Dataset excerpt:
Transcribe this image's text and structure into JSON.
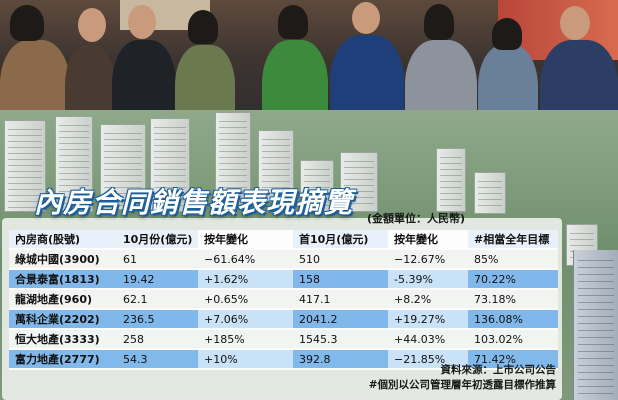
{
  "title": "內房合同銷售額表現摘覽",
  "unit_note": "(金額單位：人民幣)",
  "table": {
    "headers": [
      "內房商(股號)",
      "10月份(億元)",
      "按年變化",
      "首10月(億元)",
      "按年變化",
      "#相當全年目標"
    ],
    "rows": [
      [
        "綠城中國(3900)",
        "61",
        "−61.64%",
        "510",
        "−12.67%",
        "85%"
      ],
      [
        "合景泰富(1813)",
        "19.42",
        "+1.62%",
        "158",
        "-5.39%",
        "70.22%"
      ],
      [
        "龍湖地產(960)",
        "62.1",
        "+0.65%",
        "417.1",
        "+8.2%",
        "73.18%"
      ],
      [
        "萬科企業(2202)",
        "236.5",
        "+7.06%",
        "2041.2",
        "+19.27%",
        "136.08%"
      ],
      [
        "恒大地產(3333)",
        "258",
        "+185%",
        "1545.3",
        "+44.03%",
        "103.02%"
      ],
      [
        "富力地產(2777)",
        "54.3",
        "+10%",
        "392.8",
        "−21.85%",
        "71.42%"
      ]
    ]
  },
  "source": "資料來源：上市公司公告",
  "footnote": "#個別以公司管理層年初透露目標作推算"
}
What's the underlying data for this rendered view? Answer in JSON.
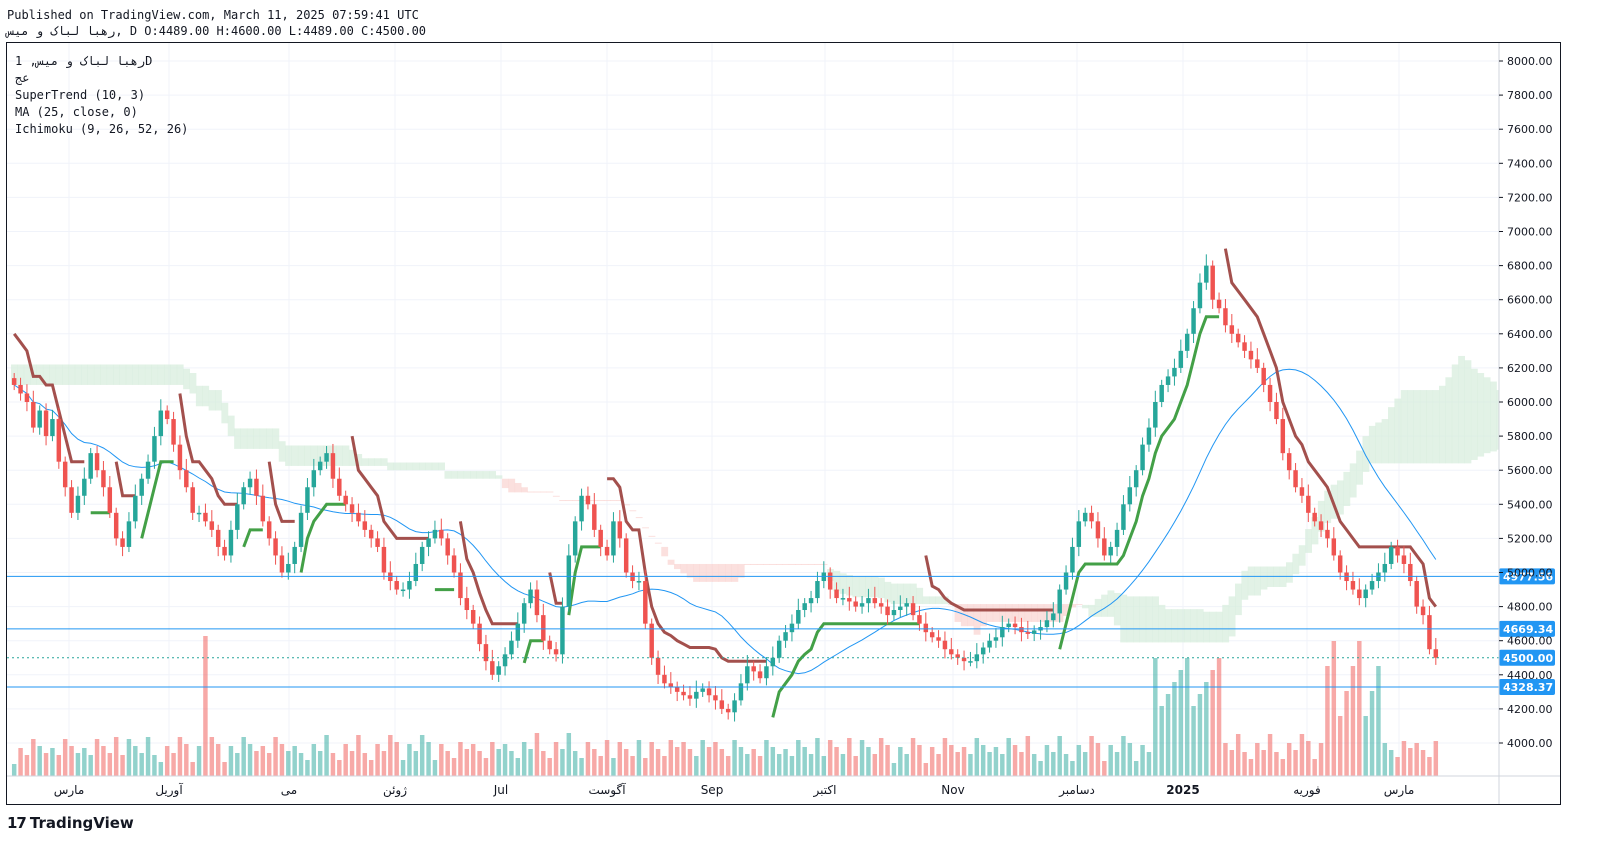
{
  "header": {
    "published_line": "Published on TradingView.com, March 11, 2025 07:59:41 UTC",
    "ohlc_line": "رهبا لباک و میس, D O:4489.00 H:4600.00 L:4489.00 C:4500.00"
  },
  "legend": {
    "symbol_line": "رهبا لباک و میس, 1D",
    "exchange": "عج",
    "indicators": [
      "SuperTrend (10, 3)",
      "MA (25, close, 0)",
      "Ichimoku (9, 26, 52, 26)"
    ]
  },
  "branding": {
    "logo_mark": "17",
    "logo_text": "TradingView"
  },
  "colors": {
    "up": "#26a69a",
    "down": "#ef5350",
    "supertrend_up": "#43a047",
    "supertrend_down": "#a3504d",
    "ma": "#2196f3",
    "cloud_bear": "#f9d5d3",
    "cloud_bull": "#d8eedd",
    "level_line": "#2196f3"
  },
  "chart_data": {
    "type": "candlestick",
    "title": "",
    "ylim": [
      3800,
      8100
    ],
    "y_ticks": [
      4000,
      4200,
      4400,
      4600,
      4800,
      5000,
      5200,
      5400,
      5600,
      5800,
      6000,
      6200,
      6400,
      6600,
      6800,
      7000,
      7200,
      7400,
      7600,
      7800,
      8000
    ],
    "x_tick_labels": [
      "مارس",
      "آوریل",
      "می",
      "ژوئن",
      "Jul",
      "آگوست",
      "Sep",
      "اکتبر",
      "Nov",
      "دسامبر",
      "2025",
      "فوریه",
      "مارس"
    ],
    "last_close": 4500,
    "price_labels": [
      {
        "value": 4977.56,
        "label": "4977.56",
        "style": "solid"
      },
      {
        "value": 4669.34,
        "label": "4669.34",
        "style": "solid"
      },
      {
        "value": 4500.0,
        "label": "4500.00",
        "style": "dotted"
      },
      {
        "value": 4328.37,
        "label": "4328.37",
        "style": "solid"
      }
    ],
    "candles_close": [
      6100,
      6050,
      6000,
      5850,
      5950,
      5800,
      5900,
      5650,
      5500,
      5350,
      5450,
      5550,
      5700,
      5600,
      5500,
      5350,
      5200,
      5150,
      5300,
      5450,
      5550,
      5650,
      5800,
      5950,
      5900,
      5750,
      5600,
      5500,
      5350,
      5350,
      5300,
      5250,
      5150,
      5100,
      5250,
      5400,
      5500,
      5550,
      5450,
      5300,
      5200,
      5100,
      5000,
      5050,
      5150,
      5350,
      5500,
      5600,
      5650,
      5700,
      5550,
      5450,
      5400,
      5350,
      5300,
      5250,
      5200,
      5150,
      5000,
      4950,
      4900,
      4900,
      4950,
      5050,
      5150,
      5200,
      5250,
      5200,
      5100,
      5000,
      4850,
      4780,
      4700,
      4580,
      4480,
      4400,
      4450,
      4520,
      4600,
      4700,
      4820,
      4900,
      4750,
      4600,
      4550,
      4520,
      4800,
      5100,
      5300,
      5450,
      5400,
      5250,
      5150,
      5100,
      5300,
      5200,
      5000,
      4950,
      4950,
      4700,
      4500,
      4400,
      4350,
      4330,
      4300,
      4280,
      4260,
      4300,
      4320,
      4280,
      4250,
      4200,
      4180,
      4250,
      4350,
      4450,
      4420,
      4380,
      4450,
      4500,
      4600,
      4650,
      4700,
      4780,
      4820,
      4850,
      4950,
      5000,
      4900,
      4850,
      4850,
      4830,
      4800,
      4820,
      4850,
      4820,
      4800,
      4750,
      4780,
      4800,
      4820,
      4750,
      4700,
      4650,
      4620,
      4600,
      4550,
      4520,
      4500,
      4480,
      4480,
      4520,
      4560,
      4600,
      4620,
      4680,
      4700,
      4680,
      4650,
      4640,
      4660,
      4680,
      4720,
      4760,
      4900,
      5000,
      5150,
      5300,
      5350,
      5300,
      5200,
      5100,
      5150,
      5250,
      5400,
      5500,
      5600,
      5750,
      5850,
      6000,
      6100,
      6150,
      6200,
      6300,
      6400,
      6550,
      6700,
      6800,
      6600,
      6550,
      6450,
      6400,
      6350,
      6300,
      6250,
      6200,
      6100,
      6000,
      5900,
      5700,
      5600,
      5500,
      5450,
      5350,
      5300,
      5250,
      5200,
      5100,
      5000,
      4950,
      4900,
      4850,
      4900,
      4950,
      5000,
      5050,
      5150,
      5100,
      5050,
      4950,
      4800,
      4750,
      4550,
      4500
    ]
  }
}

==

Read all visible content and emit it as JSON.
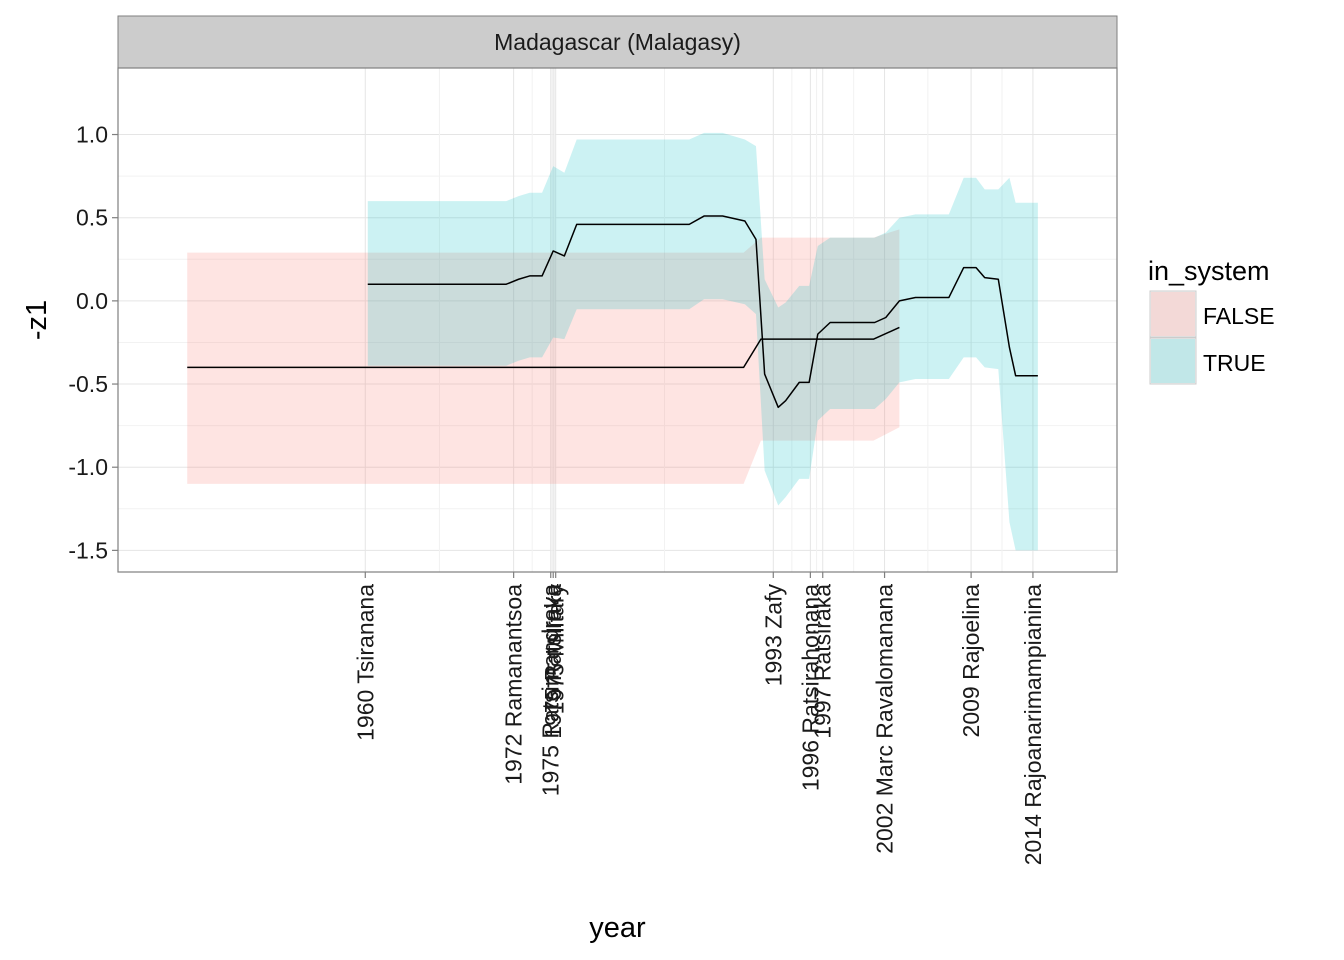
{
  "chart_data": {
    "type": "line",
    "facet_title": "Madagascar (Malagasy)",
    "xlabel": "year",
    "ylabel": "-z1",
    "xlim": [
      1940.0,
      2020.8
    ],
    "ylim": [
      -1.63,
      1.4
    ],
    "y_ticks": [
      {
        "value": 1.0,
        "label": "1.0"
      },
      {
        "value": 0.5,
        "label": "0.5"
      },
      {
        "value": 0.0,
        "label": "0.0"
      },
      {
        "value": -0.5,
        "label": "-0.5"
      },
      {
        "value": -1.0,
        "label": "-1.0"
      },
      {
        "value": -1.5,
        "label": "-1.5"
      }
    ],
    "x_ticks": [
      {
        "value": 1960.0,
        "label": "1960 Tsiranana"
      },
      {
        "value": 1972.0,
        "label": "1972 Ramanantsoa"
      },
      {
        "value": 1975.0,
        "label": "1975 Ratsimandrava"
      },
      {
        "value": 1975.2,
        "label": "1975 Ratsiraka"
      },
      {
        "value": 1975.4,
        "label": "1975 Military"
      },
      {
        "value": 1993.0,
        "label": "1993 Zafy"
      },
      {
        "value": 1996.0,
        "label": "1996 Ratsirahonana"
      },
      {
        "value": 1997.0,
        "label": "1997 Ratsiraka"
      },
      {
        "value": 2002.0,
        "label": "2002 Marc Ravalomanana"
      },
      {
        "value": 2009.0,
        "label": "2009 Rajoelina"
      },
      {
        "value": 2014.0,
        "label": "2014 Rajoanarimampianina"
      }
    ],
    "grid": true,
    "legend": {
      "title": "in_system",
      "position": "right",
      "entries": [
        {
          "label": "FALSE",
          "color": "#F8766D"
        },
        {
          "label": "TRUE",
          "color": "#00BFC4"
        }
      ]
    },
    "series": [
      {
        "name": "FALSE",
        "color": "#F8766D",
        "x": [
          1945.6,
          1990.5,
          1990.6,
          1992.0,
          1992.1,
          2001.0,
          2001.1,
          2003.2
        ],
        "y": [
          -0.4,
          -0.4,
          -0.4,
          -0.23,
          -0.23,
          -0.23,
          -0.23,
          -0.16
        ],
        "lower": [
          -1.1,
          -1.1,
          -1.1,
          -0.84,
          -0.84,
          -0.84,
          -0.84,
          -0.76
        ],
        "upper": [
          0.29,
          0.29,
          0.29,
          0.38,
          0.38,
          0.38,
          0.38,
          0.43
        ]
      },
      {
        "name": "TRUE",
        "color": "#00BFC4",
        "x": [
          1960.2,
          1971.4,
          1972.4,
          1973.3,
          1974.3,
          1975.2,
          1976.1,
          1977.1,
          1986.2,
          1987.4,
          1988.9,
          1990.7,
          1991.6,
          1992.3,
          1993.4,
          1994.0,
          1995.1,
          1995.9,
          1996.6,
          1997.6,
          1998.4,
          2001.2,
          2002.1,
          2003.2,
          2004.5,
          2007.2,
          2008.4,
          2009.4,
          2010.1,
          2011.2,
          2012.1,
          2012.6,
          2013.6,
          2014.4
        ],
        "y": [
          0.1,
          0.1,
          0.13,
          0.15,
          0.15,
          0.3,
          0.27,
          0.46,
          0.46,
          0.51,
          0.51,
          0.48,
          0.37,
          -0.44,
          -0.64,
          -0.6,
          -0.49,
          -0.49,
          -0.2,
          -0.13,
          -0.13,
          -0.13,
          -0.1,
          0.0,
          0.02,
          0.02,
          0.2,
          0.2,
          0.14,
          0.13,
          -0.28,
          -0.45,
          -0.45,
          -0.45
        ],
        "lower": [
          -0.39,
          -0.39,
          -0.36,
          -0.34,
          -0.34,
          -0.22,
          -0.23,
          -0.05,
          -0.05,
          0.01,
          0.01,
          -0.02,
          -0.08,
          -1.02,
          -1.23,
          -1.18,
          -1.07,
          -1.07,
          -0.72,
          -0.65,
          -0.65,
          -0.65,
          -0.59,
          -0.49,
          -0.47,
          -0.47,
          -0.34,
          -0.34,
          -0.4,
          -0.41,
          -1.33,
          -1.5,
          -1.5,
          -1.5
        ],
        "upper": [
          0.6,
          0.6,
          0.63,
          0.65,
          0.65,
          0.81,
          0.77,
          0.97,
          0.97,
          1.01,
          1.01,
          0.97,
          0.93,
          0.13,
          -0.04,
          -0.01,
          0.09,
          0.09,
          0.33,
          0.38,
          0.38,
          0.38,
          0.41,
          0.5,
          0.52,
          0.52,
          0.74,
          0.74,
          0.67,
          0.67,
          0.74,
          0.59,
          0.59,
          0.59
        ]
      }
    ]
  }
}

- **WHAT NEEDS TO BE DONE**
Look for the word "رهبا" in every line of the listing and copy the lines that have it.

- **RESULT OF THIS TASK**
    "ohlc_line": "رهبا لباک و میس, D O:4489.00 H:4600.00 L:4489.00 C:4500.00"
    "symbol_line": "رهبا لباک و میس, 1D",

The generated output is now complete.